Página:
===

Considera, desde logo, a Recorrente que o Tribunal a quo errou no seu julgamento, por entender, em síntese, que não incorreu na prática de ilícito contraordenacional e por estar excluída a ilicitude do seu comportamento, dado inexistir imposto a pagar.

Vejamos então.

In casu, a Recorrente não efetuou o pagamento adicional por conta, por referência ao exercício de 2018.

Ficou ainda provado que, no referido exercício, apurou lucro tributável, mas que, a título de derrama estadual, o valor apurado foi de zero.

Face a este contexto, foi instaurado PCO contra a Recorrente, por falta de entrega de pagamento adicional por conta relativo ao período 2018/09, por infração do disposto no art.º 104.º, n.º 1, e 104.º-A, n.º 1, ambos do Código do Imposto sobre o Rendimento das Pessoas Colectivas (CIRC), punível nos termos dos art.ºs 114.º, n.º 2 e 5, alínea f) e 26.º, n.º 4, todos do RGIT, tendo vindo a ser aplicada uma coima, nesse seguimento, de 2.787,92 Eur.

Vejamos.

A derrama estadual foi introduzida no nosso ordenamento pela Lei n.º 12-A/2010, de 30 de junho.

Este diploma legal aprovou um conjunto de medidas adicionais de consolidação orçamental, que visaram reforçar e acelerar a redução de défice excessivo e o controlo do crescimento da dívida pública previstos no Programa de Estabilidade e Crescimento (PEC).

Assim, procedeu à alteração, entre outros, dos Códigos do IRS (CIRS) e IRC.

Quanto ao CIRC, a Lei n.º 12-A/2010, de 30 de junho, aditou-lhe os art.º 87.º-A, 104.º-A e 105.º-A.

===

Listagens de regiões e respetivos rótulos
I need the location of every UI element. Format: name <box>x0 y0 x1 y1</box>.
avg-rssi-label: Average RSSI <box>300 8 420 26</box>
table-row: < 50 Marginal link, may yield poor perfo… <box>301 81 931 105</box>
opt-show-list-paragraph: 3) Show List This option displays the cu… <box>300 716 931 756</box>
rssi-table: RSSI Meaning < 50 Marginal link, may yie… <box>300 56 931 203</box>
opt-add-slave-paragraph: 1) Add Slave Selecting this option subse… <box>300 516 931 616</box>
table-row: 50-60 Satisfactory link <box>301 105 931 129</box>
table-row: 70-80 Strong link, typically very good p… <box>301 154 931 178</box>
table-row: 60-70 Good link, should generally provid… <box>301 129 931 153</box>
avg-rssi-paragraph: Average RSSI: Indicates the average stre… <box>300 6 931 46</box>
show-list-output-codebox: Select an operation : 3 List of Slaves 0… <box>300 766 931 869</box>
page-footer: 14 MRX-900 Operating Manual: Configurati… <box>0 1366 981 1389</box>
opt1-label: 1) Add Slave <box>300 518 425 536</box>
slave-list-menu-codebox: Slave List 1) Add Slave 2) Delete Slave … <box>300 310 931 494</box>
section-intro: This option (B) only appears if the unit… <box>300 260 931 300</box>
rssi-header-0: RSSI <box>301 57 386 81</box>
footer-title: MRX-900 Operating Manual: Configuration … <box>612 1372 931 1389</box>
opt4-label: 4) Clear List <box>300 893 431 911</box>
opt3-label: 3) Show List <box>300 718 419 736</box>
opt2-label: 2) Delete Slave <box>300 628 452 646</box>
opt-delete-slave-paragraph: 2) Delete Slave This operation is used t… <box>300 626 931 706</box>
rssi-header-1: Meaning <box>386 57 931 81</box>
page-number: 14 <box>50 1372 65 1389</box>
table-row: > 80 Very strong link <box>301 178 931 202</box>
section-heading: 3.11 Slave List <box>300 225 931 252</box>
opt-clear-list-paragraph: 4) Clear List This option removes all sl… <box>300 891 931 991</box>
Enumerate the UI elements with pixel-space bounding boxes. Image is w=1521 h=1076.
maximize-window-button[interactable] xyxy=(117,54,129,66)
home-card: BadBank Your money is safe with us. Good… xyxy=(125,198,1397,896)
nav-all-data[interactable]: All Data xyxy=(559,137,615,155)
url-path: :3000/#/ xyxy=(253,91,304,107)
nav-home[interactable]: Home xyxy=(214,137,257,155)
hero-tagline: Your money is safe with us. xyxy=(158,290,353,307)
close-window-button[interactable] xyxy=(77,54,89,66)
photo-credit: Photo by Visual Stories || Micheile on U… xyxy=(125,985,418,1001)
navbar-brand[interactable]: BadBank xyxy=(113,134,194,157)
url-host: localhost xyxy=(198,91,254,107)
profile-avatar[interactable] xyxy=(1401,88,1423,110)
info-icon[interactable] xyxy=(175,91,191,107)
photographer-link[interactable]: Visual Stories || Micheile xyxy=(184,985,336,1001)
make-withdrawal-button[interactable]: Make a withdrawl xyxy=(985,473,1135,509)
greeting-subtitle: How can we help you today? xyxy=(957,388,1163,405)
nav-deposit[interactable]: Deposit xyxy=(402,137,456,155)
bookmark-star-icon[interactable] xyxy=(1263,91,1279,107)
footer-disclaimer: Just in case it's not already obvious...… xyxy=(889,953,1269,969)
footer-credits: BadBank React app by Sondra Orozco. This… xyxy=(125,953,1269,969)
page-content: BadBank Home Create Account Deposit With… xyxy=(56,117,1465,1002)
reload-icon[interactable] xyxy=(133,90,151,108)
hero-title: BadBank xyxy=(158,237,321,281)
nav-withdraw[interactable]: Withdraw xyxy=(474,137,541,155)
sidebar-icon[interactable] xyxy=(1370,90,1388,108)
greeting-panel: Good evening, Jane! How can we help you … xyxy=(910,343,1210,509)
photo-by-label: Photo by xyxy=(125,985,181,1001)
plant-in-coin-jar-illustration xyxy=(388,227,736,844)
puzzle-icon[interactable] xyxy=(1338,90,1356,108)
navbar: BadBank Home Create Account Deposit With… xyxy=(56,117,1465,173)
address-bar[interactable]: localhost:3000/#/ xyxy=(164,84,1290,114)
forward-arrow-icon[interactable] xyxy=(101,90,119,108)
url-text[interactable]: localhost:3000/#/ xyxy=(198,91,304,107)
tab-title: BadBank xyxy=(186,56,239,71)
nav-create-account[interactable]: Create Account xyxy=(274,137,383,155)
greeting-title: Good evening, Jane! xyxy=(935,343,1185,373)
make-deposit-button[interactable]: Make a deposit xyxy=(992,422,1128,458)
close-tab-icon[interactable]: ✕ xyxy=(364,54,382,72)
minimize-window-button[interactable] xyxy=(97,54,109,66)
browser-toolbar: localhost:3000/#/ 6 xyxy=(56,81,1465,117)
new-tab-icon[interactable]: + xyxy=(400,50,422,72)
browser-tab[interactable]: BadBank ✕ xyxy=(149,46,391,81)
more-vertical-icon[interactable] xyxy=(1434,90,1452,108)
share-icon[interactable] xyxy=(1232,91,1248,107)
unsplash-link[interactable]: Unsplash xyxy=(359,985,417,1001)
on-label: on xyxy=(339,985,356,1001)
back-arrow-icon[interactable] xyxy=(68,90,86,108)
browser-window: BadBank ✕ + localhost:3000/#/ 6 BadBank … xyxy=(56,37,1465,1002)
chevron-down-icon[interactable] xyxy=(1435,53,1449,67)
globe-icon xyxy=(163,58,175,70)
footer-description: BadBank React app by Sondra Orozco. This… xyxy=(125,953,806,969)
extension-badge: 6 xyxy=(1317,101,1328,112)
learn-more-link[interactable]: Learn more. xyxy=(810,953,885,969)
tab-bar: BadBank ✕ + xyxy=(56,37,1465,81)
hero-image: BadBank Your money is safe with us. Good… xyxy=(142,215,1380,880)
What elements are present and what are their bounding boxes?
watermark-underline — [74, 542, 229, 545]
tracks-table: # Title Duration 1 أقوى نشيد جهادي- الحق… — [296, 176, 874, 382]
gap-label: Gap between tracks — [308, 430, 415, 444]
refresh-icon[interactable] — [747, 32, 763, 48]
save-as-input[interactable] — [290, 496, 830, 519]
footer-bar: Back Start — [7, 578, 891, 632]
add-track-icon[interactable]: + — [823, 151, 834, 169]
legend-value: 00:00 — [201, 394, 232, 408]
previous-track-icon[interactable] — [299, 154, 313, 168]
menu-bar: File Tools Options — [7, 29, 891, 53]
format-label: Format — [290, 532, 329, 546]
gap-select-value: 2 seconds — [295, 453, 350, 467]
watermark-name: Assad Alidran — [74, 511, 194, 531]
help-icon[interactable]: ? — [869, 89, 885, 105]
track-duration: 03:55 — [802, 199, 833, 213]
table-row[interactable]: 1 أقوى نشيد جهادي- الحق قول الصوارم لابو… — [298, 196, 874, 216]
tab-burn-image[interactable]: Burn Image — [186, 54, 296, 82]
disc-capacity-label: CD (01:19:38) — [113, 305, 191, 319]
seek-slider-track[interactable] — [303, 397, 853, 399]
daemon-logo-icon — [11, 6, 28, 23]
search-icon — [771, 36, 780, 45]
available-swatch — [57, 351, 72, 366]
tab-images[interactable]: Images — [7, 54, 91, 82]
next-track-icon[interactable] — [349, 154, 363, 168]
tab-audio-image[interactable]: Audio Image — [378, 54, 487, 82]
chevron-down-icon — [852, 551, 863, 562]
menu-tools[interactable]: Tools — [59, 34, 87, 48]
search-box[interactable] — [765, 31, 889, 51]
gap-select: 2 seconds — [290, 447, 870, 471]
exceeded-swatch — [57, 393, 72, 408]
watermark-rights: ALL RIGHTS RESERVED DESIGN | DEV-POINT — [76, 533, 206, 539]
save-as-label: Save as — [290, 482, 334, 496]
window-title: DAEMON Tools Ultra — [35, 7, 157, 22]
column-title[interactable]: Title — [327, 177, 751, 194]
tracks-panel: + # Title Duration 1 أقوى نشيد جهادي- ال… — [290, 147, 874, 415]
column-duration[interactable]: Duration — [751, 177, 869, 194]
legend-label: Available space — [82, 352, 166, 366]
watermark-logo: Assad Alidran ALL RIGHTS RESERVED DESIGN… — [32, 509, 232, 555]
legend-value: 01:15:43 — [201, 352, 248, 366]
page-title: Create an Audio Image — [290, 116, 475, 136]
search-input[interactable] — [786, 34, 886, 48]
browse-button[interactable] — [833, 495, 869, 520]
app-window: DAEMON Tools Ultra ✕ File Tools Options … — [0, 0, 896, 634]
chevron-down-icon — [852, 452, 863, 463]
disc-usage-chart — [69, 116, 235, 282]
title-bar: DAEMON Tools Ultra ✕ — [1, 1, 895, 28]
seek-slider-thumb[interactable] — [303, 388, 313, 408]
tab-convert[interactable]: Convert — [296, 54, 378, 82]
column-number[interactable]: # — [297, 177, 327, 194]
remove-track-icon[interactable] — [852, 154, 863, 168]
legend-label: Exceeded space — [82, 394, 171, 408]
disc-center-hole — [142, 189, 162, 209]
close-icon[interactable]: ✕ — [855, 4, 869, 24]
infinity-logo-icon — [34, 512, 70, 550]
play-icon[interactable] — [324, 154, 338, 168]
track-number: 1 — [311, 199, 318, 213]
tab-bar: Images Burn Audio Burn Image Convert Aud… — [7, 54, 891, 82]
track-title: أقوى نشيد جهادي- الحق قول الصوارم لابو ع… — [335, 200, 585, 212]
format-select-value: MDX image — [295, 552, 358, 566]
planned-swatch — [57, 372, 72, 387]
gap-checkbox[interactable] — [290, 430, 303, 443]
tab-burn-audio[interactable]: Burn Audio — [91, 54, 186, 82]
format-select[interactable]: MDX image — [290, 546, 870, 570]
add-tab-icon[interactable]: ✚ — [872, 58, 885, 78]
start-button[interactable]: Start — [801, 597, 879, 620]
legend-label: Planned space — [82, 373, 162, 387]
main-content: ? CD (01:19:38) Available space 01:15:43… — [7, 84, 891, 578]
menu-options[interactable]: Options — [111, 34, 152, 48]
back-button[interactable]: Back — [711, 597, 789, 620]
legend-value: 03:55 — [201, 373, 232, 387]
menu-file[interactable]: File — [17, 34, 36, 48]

===

Objetivo: Transcreva, do texto sobre a derrama estadual, o trecho que começa em "Considera, desde logo, a" e termina em "imposto a pagar.".

Resposta à tarefa:
Considera, desde logo, a Recorrente que o Tribunal a quo errou no seu julgamento, por entender, em síntese, que não incorreu na prática de ilícito contraordenacional e por estar excluída a ilicitude do seu comportamento, dado inexistir imposto a pagar.